Figure contents as structured data
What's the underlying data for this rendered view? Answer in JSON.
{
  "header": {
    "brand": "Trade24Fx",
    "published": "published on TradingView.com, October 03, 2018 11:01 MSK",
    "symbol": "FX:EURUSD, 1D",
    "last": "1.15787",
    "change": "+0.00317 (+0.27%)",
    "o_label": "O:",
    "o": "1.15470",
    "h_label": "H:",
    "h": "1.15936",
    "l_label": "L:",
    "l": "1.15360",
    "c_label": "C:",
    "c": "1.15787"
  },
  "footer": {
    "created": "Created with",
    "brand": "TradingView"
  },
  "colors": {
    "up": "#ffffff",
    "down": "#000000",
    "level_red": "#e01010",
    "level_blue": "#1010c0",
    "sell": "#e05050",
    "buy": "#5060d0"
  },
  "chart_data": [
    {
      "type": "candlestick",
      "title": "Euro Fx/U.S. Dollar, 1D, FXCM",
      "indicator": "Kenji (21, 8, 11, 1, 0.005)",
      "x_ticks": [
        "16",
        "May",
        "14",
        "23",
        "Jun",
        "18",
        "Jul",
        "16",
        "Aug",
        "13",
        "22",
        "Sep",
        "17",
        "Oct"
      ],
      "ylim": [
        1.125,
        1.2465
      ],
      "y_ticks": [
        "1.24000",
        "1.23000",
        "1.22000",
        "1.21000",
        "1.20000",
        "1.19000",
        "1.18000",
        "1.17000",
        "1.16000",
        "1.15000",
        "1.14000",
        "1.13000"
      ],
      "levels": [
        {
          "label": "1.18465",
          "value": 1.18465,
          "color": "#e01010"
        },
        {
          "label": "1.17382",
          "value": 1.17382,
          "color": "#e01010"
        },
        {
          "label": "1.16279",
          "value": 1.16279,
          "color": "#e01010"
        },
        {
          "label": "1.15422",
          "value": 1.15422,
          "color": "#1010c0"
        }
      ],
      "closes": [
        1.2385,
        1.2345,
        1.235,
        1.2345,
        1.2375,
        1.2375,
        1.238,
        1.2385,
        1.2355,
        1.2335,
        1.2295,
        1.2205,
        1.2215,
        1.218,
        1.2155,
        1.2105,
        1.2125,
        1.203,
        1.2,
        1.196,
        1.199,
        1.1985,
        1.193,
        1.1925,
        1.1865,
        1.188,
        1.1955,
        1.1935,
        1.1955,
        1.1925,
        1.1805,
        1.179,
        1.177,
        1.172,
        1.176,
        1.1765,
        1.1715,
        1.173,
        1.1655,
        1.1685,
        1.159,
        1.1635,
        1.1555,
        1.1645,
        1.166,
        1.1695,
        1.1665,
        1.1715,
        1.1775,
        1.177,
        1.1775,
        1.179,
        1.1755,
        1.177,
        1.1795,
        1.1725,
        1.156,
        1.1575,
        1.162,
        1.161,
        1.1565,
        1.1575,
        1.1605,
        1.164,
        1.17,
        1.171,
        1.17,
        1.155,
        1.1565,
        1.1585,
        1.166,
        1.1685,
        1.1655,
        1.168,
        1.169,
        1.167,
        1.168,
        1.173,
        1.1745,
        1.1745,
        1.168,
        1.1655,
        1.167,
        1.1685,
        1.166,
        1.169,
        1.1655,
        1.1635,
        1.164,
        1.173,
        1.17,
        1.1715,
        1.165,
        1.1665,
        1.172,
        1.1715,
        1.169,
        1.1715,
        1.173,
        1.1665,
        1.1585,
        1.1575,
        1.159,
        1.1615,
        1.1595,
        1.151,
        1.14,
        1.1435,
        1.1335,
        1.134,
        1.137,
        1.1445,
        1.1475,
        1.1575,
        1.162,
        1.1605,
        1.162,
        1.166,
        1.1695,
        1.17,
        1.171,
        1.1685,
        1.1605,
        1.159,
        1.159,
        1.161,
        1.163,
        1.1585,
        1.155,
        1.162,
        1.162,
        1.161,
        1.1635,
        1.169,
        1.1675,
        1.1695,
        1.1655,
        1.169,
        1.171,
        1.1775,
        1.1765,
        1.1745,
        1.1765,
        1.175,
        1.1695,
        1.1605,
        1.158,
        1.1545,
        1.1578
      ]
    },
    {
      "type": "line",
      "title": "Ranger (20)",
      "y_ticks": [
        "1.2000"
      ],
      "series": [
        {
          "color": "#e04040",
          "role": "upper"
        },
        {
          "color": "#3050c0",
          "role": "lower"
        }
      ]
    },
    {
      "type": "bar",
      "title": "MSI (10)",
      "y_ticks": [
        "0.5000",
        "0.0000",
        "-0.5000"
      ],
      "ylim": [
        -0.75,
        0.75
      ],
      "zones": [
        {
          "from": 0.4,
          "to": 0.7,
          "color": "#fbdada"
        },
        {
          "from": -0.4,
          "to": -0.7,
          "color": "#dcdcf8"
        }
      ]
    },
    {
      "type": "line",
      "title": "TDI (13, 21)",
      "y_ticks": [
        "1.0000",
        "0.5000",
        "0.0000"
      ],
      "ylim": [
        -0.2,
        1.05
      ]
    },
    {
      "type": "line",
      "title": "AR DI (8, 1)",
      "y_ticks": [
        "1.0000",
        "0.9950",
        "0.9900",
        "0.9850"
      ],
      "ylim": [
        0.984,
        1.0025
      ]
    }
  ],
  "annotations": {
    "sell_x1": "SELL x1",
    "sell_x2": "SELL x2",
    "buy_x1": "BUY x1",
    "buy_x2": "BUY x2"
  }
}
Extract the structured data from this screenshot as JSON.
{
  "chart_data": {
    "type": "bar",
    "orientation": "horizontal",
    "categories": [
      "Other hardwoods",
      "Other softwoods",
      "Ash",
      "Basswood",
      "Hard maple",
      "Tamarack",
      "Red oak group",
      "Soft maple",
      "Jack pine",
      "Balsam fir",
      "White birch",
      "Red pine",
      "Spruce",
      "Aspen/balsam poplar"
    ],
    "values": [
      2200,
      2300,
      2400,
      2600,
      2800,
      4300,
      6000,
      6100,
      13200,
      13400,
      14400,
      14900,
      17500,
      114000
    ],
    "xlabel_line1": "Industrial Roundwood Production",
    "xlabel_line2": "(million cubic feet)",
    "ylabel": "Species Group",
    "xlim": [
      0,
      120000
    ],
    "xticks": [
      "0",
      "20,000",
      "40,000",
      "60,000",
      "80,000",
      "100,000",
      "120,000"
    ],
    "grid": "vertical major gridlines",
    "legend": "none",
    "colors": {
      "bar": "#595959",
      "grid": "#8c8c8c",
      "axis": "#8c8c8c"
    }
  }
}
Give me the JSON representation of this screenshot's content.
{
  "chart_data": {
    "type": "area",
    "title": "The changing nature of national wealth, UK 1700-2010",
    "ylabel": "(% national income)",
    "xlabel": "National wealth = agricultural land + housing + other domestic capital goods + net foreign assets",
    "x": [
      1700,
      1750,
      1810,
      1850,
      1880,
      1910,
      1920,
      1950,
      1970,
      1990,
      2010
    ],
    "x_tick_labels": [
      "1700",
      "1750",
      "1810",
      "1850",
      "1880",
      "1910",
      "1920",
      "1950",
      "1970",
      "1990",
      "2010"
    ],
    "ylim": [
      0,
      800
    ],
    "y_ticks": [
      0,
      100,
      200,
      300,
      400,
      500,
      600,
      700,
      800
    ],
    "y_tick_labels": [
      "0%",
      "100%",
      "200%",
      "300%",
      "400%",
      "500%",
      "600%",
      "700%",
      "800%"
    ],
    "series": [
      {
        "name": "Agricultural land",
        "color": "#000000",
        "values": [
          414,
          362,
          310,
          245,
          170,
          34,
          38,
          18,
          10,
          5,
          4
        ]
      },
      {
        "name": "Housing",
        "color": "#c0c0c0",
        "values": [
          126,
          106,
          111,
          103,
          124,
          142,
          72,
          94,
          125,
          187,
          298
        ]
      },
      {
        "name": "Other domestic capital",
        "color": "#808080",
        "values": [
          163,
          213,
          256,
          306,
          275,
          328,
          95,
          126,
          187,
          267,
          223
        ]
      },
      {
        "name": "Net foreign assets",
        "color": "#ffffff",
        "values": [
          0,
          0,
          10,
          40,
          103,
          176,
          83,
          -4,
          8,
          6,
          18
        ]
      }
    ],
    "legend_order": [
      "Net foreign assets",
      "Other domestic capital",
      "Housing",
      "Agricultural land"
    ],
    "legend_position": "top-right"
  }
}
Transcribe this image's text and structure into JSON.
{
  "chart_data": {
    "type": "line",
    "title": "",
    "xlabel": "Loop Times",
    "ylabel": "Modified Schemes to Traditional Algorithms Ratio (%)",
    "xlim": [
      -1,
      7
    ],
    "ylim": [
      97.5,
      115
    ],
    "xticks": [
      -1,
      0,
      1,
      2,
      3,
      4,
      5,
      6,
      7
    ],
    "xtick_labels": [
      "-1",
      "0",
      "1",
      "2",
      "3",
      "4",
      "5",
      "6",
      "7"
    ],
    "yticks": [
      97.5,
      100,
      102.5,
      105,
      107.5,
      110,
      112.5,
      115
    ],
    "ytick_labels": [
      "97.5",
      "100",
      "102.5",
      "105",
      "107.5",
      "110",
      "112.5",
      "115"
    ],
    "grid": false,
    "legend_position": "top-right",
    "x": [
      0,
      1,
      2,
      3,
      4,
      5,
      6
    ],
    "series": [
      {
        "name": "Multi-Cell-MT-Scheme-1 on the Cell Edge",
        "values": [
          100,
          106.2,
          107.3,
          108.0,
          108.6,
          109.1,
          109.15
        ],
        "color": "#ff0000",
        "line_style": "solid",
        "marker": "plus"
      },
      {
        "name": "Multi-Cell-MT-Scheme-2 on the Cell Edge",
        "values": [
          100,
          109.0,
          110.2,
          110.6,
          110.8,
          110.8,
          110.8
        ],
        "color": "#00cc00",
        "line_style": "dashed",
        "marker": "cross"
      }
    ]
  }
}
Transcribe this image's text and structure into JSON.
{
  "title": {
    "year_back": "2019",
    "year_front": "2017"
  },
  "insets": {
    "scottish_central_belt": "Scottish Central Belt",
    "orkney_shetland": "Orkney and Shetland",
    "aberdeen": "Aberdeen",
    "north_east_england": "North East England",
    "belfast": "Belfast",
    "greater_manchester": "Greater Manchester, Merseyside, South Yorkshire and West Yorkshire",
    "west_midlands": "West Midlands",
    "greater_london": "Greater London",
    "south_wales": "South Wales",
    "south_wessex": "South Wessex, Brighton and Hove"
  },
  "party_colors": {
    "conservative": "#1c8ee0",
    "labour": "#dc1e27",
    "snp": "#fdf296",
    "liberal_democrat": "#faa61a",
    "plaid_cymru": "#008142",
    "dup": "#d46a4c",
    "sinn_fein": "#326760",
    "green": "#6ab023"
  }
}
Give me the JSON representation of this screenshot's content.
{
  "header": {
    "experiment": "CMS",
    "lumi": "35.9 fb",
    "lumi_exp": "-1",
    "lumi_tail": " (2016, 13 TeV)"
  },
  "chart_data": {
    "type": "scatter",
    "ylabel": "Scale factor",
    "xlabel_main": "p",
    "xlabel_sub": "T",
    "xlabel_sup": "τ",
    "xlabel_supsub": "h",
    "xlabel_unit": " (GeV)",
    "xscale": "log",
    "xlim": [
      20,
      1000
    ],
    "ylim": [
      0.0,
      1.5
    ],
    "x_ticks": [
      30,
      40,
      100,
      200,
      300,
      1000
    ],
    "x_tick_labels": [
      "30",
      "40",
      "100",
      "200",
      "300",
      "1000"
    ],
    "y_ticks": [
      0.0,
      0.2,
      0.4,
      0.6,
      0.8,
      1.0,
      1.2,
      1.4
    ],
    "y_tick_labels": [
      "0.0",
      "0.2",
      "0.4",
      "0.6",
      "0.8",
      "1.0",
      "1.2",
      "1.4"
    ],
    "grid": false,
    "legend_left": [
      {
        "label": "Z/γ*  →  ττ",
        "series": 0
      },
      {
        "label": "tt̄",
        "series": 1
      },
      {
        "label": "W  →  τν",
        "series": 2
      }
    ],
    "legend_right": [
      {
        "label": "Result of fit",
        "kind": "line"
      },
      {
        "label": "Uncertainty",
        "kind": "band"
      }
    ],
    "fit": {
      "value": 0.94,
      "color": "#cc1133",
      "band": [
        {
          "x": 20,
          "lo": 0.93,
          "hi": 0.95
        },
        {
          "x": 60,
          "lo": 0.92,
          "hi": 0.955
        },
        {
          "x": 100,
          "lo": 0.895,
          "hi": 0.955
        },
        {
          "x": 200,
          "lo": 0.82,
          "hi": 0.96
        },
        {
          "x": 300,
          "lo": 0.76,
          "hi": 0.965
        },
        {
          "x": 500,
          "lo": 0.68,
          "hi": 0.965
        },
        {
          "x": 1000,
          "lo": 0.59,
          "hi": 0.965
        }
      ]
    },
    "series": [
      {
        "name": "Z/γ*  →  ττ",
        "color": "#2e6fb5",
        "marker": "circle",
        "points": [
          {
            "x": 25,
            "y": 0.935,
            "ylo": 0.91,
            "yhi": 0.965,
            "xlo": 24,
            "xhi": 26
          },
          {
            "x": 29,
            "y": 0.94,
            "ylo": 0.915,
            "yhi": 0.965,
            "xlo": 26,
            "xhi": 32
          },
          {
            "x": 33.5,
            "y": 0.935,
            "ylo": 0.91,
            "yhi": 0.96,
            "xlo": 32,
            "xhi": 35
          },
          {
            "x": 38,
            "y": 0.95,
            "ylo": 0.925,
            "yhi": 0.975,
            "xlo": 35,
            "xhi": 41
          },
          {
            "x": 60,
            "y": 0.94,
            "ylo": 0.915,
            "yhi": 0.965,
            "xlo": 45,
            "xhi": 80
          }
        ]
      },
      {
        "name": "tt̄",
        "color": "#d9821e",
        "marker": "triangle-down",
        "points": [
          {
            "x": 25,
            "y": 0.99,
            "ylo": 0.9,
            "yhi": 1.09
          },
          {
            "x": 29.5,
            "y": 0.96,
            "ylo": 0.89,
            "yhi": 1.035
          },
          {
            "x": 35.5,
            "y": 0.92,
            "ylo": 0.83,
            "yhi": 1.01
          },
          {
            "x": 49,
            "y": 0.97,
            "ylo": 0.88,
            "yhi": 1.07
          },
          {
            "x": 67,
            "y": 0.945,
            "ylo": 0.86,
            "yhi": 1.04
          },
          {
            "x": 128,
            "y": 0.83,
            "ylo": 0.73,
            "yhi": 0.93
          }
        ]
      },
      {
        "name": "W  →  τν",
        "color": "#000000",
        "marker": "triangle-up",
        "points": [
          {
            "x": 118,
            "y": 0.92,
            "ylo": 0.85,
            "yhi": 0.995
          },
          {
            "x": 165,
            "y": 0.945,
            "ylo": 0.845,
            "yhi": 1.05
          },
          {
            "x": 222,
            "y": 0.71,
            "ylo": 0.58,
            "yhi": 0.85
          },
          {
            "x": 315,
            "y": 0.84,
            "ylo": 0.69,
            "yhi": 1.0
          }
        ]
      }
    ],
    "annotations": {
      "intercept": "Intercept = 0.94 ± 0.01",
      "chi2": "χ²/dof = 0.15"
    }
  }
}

Requirement → Extract all lines that hold the word "foreign".

Answer in full →
    "xlabel": "National wealth = agricultural land + housing + other domestic capital goods + net foreign assets",
        "name": "Net foreign assets",
      "Net foreign assets",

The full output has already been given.